- _Task brief_
After going through the data below, state how many lines contain "Albert", and nothing else.

[Document page data]
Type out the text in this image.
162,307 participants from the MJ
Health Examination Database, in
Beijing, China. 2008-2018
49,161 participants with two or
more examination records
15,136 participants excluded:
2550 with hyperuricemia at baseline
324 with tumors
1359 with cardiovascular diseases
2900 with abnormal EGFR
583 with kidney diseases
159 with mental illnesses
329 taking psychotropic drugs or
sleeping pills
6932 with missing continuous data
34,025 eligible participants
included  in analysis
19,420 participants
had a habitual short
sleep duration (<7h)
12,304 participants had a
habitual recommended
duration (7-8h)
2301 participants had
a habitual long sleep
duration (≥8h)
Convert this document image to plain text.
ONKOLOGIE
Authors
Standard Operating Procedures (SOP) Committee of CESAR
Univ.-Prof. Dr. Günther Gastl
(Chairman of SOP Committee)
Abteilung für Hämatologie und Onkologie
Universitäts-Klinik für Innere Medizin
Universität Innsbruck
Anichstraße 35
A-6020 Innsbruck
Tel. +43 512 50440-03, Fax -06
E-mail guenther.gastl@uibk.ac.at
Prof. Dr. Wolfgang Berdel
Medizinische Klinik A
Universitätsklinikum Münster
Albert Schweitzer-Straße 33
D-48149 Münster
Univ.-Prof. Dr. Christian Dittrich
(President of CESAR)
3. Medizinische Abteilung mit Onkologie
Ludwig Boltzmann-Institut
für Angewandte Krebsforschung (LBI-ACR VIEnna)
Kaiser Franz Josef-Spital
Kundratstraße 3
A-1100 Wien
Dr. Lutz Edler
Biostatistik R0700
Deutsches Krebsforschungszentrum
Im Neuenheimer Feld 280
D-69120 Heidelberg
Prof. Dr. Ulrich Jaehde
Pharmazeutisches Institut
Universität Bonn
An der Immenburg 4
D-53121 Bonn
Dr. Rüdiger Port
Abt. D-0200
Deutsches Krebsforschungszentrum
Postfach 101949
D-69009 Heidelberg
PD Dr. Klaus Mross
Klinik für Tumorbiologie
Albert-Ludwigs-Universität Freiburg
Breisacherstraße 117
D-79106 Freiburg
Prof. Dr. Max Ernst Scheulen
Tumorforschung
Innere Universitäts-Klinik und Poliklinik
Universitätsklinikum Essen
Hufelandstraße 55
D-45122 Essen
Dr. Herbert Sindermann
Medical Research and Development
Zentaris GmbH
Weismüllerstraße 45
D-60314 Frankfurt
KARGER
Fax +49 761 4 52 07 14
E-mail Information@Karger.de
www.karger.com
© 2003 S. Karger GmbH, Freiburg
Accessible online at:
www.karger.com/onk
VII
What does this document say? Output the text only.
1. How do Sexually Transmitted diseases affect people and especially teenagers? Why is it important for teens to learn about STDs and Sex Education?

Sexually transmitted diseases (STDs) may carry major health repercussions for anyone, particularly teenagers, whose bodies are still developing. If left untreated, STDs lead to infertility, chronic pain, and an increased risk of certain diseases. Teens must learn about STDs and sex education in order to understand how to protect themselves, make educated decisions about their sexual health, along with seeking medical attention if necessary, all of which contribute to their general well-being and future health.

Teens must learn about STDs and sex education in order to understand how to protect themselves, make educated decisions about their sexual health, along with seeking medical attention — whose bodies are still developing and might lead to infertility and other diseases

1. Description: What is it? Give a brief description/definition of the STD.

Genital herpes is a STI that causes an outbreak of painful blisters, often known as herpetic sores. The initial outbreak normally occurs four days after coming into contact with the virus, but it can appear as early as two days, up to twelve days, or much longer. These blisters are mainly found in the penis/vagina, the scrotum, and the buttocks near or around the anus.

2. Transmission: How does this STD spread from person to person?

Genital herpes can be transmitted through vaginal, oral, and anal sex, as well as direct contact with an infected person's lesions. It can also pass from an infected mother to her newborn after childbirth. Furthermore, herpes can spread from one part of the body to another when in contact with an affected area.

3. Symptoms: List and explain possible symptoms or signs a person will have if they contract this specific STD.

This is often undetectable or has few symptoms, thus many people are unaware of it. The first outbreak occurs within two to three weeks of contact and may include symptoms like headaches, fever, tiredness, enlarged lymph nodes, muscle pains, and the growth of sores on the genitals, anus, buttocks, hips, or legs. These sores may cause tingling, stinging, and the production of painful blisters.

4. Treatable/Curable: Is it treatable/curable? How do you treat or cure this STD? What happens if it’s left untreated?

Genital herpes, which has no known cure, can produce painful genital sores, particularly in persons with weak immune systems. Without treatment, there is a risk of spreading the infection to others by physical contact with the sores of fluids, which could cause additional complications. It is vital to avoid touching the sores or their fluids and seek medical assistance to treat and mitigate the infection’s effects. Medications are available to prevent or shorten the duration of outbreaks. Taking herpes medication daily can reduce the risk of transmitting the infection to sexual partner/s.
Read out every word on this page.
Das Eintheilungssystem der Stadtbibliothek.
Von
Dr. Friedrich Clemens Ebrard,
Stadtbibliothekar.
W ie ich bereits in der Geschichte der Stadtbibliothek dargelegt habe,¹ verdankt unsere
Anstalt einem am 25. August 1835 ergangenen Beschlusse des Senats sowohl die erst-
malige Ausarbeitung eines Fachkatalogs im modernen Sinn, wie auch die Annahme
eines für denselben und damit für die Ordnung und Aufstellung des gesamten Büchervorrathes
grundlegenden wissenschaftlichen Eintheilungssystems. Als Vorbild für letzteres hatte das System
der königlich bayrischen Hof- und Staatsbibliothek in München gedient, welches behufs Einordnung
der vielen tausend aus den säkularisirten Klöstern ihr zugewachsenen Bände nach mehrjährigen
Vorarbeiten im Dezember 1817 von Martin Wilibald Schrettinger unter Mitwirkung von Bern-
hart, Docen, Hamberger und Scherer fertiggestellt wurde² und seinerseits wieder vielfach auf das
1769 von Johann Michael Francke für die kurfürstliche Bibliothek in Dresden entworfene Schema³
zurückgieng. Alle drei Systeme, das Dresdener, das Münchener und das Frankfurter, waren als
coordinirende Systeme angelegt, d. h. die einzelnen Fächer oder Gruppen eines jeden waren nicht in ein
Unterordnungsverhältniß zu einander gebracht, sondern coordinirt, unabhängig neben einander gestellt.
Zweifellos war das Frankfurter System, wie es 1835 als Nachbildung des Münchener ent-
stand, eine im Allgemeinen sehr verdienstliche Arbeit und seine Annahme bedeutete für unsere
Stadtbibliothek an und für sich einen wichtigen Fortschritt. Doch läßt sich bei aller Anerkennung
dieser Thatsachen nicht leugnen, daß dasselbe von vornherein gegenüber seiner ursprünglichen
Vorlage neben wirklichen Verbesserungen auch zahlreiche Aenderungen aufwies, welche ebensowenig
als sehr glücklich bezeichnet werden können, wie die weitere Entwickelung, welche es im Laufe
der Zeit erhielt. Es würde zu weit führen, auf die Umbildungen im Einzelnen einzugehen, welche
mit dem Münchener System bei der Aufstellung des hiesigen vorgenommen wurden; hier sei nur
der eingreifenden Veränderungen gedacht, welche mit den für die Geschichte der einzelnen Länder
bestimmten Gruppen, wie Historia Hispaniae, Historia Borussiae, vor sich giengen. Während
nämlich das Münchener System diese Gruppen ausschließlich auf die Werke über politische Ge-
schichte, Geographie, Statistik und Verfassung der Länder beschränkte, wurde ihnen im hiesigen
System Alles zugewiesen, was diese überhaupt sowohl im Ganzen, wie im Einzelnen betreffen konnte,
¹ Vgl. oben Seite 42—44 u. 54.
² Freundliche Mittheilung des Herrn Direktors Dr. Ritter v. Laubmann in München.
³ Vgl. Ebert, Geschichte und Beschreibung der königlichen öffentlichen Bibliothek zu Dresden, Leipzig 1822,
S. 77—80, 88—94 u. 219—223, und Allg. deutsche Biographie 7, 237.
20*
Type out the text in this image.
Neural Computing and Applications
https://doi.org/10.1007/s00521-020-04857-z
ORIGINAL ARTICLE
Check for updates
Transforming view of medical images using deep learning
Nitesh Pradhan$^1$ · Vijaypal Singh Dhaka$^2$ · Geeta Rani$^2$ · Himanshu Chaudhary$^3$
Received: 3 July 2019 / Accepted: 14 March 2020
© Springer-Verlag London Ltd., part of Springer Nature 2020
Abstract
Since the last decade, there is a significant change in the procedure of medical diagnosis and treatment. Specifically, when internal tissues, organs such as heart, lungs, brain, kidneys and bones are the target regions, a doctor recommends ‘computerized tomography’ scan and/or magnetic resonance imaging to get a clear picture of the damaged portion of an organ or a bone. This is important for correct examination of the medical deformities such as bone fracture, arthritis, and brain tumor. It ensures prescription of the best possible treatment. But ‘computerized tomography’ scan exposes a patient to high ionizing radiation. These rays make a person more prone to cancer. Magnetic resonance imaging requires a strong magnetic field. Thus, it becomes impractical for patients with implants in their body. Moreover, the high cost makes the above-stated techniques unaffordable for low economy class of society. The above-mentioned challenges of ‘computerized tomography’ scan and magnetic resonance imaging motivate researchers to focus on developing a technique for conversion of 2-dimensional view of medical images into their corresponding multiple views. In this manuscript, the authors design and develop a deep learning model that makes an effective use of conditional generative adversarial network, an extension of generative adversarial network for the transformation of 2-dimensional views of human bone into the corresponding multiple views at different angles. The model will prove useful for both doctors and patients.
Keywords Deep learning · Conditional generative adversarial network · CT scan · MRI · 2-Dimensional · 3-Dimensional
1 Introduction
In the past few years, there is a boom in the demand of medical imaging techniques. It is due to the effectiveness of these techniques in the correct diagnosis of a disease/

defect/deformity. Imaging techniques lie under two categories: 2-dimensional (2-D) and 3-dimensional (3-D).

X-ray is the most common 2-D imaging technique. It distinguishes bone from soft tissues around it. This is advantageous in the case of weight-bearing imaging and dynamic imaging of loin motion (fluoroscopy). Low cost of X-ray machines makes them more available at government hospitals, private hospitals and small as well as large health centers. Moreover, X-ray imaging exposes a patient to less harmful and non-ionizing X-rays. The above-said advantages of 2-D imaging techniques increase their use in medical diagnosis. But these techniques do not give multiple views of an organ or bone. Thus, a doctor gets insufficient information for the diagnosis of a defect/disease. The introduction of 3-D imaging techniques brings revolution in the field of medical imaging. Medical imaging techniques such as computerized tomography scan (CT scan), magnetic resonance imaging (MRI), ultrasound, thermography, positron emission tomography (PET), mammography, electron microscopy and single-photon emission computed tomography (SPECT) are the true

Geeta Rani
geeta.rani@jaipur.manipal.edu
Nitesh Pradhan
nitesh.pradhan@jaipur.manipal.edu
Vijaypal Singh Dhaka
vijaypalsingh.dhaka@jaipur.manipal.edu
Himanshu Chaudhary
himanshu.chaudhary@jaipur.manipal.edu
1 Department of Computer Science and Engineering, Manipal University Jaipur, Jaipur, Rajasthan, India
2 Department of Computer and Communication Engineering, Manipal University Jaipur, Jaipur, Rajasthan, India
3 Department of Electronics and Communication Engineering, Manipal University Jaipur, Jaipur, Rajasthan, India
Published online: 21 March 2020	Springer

- _Result below_
2